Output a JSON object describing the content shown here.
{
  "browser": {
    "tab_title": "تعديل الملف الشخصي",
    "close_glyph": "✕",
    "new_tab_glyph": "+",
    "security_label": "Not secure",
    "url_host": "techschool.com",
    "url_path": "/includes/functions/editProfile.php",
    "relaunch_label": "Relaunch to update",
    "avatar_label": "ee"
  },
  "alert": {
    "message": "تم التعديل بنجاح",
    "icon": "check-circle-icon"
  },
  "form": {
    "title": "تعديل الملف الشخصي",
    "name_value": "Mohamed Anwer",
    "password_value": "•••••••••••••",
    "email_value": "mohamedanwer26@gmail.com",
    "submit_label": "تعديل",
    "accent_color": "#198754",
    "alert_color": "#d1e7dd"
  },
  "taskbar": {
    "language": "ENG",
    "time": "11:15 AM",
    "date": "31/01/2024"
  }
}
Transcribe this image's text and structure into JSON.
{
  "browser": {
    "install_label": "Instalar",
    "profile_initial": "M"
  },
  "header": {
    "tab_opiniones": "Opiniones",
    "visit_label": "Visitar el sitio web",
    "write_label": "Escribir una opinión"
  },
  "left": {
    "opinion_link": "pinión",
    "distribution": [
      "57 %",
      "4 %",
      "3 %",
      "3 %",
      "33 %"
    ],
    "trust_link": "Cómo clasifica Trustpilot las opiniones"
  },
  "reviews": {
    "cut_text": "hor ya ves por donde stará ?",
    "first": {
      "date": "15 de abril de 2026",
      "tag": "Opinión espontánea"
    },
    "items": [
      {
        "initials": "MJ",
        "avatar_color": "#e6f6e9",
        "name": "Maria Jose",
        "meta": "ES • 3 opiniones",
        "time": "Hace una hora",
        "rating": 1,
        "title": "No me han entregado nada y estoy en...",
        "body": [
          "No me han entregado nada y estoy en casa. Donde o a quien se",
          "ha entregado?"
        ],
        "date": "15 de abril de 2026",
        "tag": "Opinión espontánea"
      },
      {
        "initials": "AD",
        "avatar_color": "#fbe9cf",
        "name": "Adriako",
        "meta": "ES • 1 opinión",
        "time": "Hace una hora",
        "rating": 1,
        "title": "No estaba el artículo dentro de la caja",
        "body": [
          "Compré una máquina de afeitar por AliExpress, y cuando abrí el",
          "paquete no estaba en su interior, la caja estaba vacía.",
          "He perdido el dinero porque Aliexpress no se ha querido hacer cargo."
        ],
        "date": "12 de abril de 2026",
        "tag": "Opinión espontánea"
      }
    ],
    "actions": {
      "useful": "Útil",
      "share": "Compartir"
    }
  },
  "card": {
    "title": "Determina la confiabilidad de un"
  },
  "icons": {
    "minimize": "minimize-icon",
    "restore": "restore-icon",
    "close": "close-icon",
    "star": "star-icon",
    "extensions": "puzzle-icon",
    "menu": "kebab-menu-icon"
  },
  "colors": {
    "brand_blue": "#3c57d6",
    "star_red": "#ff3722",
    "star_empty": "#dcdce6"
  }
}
········
Goal = Extract the data in full. Keep it word for word.

The solution =
Output a JSON object describing the content shown here.
{
  "browser": {
    "tab_title": "تعديل الملف الشخصي",
    "close_glyph": "✕",
    "new_tab_glyph": "+",
    "security_label": "Not secure",
    "url_host": "techschool.com",
    "url_path": "/includes/functions/editProfile.php",
    "relaunch_label": "Relaunch to update",
    "avatar_label": "ee"
  },
  "alert": {
    "message": "تم التعديل بنجاح",
    "icon": "check-circle-icon"
  },
  "form": {
    "title": "تعديل الملف الشخصي",
    "name_value": "Mohamed Anwer",
    "password_value": "•••••••••••••",
    "email_value": "mohamedanwer26@gmail.com",
    "submit_label": "تعديل",
    "accent_color": "#198754",
    "alert_color": "#d1e7dd"
  },
  "taskbar": {
    "language": "ENG",
    "time": "11:15 AM",
    "date": "31/01/2024"
  }
}
Transcribe this image's text and structure into JSON.
{
  "browser": {
    "install_label": "Instalar",
    "profile_initial": "M"
  },
  "header": {
    "tab_opiniones": "Opiniones",
    "visit_label": "Visitar el sitio web",
    "write_label": "Escribir una opinión"
  },
  "left": {
    "opinion_link": "pinión",
    "distribution": [
      "57 %",
      "4 %",
      "3 %",
      "3 %",
      "33 %"
    ],
    "trust_link": "Cómo clasifica Trustpilot las opiniones"
  },
  "reviews": {
    "cut_text": "hor ya ves por donde stará ?",
    "first": {
      "date": "15 de abril de 2026",
      "tag": "Opinión espontánea"
    },
    "items": [
      {
        "initials": "MJ",
        "avatar_color": "#e6f6e9",
        "name": "Maria Jose",
        "meta": "ES • 3 opiniones",
        "time": "Hace una hora",
        "rating": 1,
        "title": "No me han entregado nada y estoy en...",
        "body": [
          "No me han entregado nada y estoy en casa. Donde o a quien se",
          "ha entregado?"
        ],
        "date": "15 de abril de 2026",
        "tag": "Opinión espontánea"
      },
      {
        "initials": "AD",
        "avatar_color": "#fbe9cf",
        "name": "Adriako",
        "meta": "ES • 1 opinión",
        "time": "Hace una hora",
        "rating": 1,
        "title": "No estaba el artículo dentro de la caja",
        "body": [
          "Compré una máquina de afeitar por AliExpress, y cuando abrí el",
          "paquete no estaba en su interior, la caja estaba vacía.",
          "He perdido el dinero porque Aliexpress no se ha querido hacer cargo."
        ],
        "date": "12 de abril de 2026",
        "tag": "Opinión espontánea"
      }
    ],
    "actions": {
      "useful": "Útil",
      "share": "Compartir"
    }
  },
  "card": {
    "title": "Determina la confiabilidad de un"
  },
  "icons": {
    "minimize": "minimize-icon",
    "restore": "restore-icon",
    "close": "close-icon",
    "star": "star-icon",
    "extensions": "puzzle-icon",
    "menu": "kebab-menu-icon"
  },
  "colors": {
    "brand_blue": "#3c57d6",
    "star_red": "#ff3722",
    "star_empty": "#dcdce6"
  }
}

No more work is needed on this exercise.